THE DATA
= = =
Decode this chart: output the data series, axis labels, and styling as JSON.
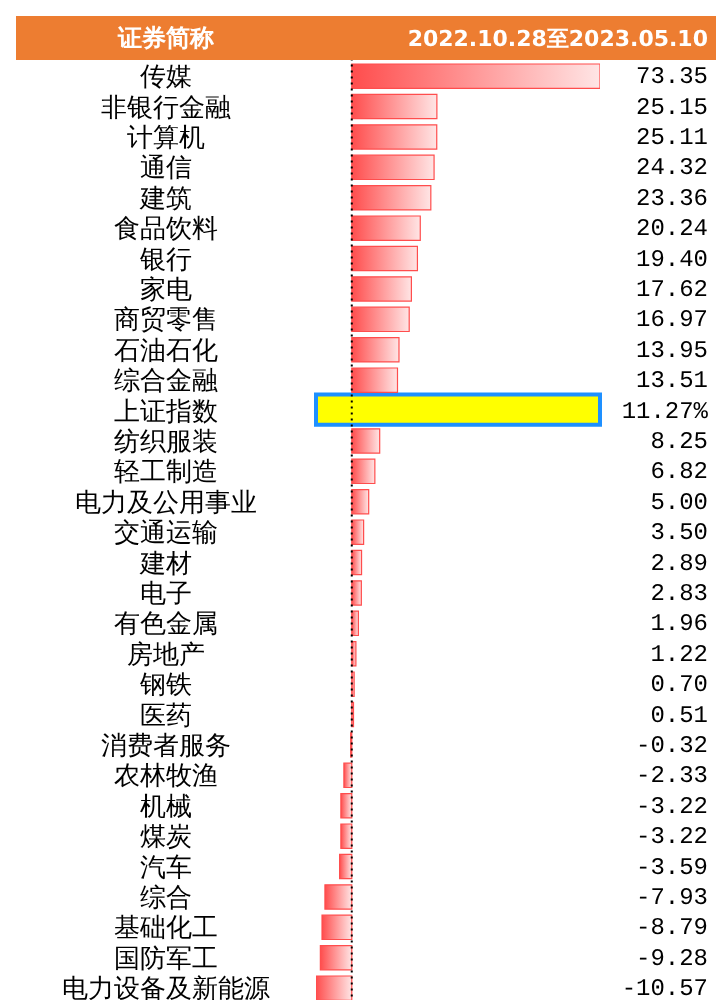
{
  "chart_data": {
    "type": "bar",
    "orientation": "horizontal",
    "title": "2022.10.28至2023.05.10",
    "ylabel": "证券简称",
    "categories": [
      "传媒",
      "非银行金融",
      "计算机",
      "通信",
      "建筑",
      "食品饮料",
      "银行",
      "家电",
      "商贸零售",
      "石油石化",
      "综合金融",
      "上证指数",
      "纺织服装",
      "轻工制造",
      "电力及公用事业",
      "交通运输",
      "建材",
      "电子",
      "有色金属",
      "房地产",
      "钢铁",
      "医药",
      "消费者服务",
      "农林牧渔",
      "机械",
      "煤炭",
      "汽车",
      "综合",
      "基础化工",
      "国防军工",
      "电力设备及新能源"
    ],
    "values": [
      73.35,
      25.15,
      25.11,
      24.32,
      23.36,
      20.24,
      19.4,
      17.62,
      16.97,
      13.95,
      13.51,
      null,
      8.25,
      6.82,
      5.0,
      3.5,
      2.89,
      2.83,
      1.96,
      1.22,
      0.7,
      0.51,
      -0.32,
      -2.33,
      -3.22,
      -3.22,
      -3.59,
      -7.93,
      -8.79,
      -9.28,
      -10.57
    ],
    "value_labels": [
      "73.35",
      "25.15",
      "25.11",
      "24.32",
      "23.36",
      "20.24",
      "19.40",
      "17.62",
      "16.97",
      "13.95",
      "13.51",
      "11.27%",
      "8.25",
      "6.82",
      "5.00",
      "3.50",
      "2.89",
      "2.83",
      "1.96",
      "1.22",
      "0.70",
      "0.51",
      "-0.32",
      "-2.33",
      "-3.22",
      "-3.22",
      "-3.59",
      "-7.93",
      "-8.79",
      "-9.28",
      "-10.57"
    ],
    "color": "#ff4d4d",
    "bands": [
      {
        "axis": "y",
        "from": "上证指数",
        "to": "上证指数",
        "color": "#ffff00"
      }
    ],
    "ref_lines": [
      {
        "axis": "x",
        "value": 0,
        "line_style": "dotted",
        "color": "#000000"
      }
    ]
  }
}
= = =
THE EXERCISE
Quote the material word for word, dropping any images it holds.

WORKED SOLUTION
Decode this chart: output the data series, axis labels, and styling as JSON.
{
  "chart_data": {
    "type": "bar",
    "orientation": "horizontal",
    "title": "2022.10.28至2023.05.10",
    "ylabel": "证券简称",
    "categories": [
      "传媒",
      "非银行金融",
      "计算机",
      "通信",
      "建筑",
      "食品饮料",
      "银行",
      "家电",
      "商贸零售",
      "石油石化",
      "综合金融",
      "上证指数",
      "纺织服装",
      "轻工制造",
      "电力及公用事业",
      "交通运输",
      "建材",
      "电子",
      "有色金属",
      "房地产",
      "钢铁",
      "医药",
      "消费者服务",
      "农林牧渔",
      "机械",
      "煤炭",
      "汽车",
      "综合",
      "基础化工",
      "国防军工",
      "电力设备及新能源"
    ],
    "values": [
      73.35,
      25.15,
      25.11,
      24.32,
      23.36,
      20.24,
      19.4,
      17.62,
      16.97,
      13.95,
      13.51,
      null,
      8.25,
      6.82,
      5.0,
      3.5,
      2.89,
      2.83,
      1.96,
      1.22,
      0.7,
      0.51,
      -0.32,
      -2.33,
      -3.22,
      -3.22,
      -3.59,
      -7.93,
      -8.79,
      -9.28,
      -10.57
    ],
    "value_labels": [
      "73.35",
      "25.15",
      "25.11",
      "24.32",
      "23.36",
      "20.24",
      "19.40",
      "17.62",
      "16.97",
      "13.95",
      "13.51",
      "11.27%",
      "8.25",
      "6.82",
      "5.00",
      "3.50",
      "2.89",
      "2.83",
      "1.96",
      "1.22",
      "0.70",
      "0.51",
      "-0.32",
      "-2.33",
      "-3.22",
      "-3.22",
      "-3.59",
      "-7.93",
      "-8.79",
      "-9.28",
      "-10.57"
    ],
    "color": "#ff4d4d",
    "bands": [
      {
        "axis": "y",
        "from": "上证指数",
        "to": "上证指数",
        "color": "#ffff00"
      }
    ],
    "ref_lines": [
      {
        "axis": "x",
        "value": 0,
        "line_style": "dotted",
        "color": "#000000"
      }
    ]
  }
}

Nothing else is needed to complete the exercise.